** Begin SUPPLIED RECORDS **

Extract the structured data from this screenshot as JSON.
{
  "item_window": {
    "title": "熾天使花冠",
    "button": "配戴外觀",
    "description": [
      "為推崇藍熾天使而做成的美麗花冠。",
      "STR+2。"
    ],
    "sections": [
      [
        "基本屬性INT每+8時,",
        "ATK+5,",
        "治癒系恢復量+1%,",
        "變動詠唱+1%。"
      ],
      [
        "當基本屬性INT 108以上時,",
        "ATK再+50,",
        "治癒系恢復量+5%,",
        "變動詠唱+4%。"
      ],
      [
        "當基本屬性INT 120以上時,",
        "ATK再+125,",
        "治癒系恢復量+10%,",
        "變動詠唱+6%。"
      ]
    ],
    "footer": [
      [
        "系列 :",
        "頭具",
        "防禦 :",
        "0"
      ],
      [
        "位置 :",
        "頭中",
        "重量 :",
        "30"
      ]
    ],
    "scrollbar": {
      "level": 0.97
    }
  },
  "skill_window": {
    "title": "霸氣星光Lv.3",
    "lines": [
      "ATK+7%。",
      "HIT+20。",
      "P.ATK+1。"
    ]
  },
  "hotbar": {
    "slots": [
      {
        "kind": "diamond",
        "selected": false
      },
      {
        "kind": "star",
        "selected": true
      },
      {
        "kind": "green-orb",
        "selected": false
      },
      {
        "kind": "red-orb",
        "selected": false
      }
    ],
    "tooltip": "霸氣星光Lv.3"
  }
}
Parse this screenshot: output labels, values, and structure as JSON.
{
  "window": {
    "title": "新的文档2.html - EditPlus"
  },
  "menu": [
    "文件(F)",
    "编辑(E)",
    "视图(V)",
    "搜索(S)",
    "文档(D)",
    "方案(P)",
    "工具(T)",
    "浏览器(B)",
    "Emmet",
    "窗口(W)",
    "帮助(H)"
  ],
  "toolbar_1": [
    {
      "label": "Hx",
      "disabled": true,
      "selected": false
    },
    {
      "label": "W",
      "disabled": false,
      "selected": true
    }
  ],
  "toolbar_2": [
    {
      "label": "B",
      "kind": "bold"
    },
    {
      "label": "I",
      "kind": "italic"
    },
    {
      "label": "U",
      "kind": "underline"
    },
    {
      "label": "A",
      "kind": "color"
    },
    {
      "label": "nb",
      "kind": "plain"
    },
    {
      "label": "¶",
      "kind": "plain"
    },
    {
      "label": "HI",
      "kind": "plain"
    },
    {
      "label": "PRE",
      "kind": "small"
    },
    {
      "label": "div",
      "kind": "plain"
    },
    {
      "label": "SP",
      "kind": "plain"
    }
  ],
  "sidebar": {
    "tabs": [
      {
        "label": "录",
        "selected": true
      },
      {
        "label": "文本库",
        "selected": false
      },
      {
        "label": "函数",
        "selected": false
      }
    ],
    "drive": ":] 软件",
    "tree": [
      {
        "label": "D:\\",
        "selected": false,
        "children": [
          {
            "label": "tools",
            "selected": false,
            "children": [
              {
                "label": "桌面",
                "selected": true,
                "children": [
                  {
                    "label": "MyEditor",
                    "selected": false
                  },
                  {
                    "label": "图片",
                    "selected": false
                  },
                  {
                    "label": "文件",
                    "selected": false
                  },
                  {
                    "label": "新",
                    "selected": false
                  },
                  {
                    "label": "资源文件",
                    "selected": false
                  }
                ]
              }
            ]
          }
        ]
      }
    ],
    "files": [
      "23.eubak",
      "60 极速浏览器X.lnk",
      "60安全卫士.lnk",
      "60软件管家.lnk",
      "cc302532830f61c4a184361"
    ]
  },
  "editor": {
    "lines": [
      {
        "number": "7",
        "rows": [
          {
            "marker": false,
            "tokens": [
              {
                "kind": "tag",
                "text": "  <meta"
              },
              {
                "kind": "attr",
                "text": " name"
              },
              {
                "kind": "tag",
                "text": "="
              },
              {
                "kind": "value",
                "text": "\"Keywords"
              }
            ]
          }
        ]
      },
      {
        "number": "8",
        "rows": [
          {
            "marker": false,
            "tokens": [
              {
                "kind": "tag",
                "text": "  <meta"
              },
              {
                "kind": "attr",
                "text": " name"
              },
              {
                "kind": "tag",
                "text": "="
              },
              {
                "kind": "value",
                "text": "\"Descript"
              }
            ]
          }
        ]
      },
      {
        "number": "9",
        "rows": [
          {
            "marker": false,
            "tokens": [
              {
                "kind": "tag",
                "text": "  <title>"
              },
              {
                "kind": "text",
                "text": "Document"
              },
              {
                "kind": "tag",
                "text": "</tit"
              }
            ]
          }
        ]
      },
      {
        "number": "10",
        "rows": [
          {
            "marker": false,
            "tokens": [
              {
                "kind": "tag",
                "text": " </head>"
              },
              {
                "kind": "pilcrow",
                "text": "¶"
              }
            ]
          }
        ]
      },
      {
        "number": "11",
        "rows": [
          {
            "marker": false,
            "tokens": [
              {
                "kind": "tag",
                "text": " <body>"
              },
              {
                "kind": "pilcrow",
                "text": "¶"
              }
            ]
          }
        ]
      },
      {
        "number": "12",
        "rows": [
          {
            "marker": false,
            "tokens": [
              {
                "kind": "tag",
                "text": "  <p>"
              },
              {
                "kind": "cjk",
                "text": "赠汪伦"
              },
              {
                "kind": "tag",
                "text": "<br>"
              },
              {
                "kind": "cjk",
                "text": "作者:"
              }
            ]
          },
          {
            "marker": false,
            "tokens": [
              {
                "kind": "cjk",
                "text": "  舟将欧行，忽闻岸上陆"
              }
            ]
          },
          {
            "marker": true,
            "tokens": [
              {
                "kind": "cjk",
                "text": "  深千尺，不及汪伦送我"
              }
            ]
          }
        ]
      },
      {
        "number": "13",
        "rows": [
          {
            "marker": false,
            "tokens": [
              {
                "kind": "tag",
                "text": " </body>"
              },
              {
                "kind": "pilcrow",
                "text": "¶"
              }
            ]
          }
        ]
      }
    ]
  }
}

** End SUPPLIED RECORDS **

• _SET PROBLEM_
Look for the word "screenshot" and return every line where it occurs.

• _RESULT_
Extract the structured data from this screenshot as JSON.
Parse this screenshot: output labels, values, and structure as JSON.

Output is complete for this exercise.